[Begin Data provided]

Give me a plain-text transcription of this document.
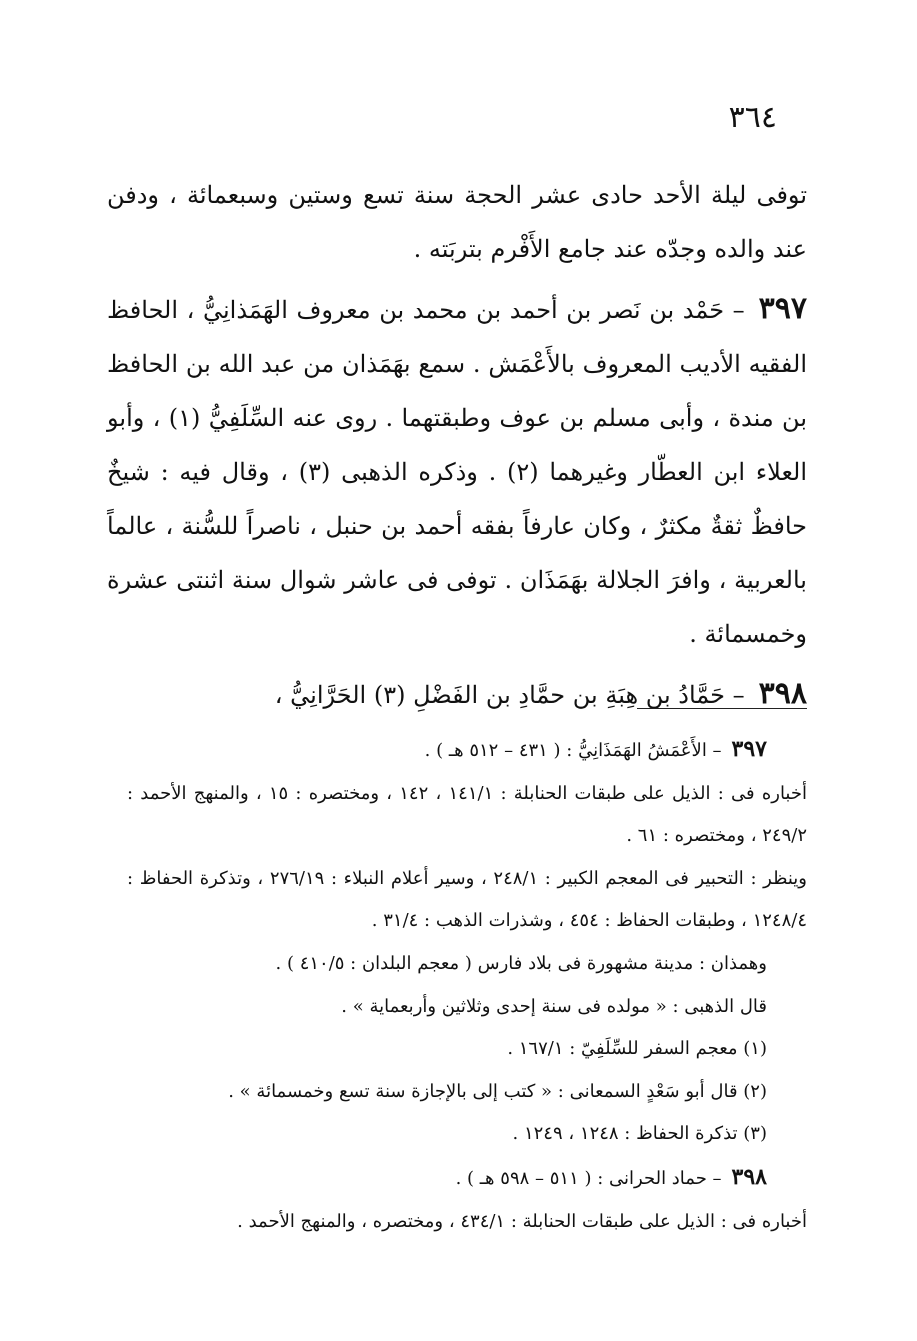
٣٦٤

توفى ليلة الأحد حادى عشر الحجة سنة تسع وستين وسبعمائة ، ودفن عند والده وجدّه عند جامع الأَفْرم بتربَته .

٣٩٧– حَمْد بن نَصر بن أحمد بن محمد بن معروف الهَمَذانِيُّ ، الحافظ الفقيه الأديب المعروف بالأَعْمَش . سمع بهَمَذان من عبد الله بن الحافظ بن مندة ، وأبى مسلم بن عوف وطبقتهما . روى عنه السِّلَفِيُّ (١) ، وأبو العلاء ابن العطّار وغيرهما (٢) . وذكره الذهبى (٣) ، وقال فيه : شيخٌ حافظٌ ثقةٌ مكثرٌ ، وكان عارفاً بفقه أحمد بن حنبل ، ناصراً للسُّنة ، عالماً بالعربية ، وافرَ الجلالة بهَمَذَان . توفى فى عاشر شوال سنة اثنتى عشرة وخمسمائة .

٣٩٨– حَمَّادُ بن هِبَةِ بن حمَّادِ بن الفَضْلِ (٣) الحَرَّانِيُّ ،

٣٩٧– الأَعْمَشُ الهَمَذَانِيُّ : ( ٤٣١ – ٥١٢ هـ ) .

أخباره فى : الذيل على طبقات الحنابلة : ١٤١/١ ، ١٤٢ ، ومختصره : ١٥ ، والمنهج الأحمد : ٢٤٩/٢ ، ومختصره : ٦١ .

وينظر : التحبير فى المعجم الكبير : ٢٤٨/١ ، وسير أعلام النبلاء : ٢٧٦/١٩ ، وتذكرة الحفاظ : ١٢٤٨/٤ ، وطبقات الحفاظ : ٤٥٤ ، وشذرات الذهب : ٣١/٤ .

وهمذان : مدينة مشهورة فى بلاد فارس ( معجم البلدان : ٤١٠/٥ ) .

قال الذهبى : « مولده فى سنة إحدى وثلاثين وأربعماية » .

(١) معجم السفر للسِّلَفِيّ : ١٦٧/١ .

(٢) قال أبو سَعْدٍ السمعانى : « كتب إلى بالإجازة سنة تسع وخمسمائة » .

(٣) تذكرة الحفاظ : ١٢٤٨ ، ١٢٤٩ .

٣٩٨– حماد الحرانى : ( ٥١١ – ٥٩٨ هـ ) .

أخباره فى : الذيل على طبقات الحنابلة : ٤٣٤/١ ، ومختصره ، والمنهج الأحمد .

[End Data provided]

(Given request)
Search the data above for the string "الأحمد" and copy each line that has it.

(Result of the task)
أخباره فى : الذيل على طبقات الحنابلة : ١٤١/١ ، ١٤٢ ، ومختصره : ١٥ ، والمنهج الأحمد : ٢٤٩/٢ ، ومختصره : ٦١ .
أخباره فى : الذيل على طبقات الحنابلة : ٤٣٤/١ ، ومختصره ، والمنهج الأحمد .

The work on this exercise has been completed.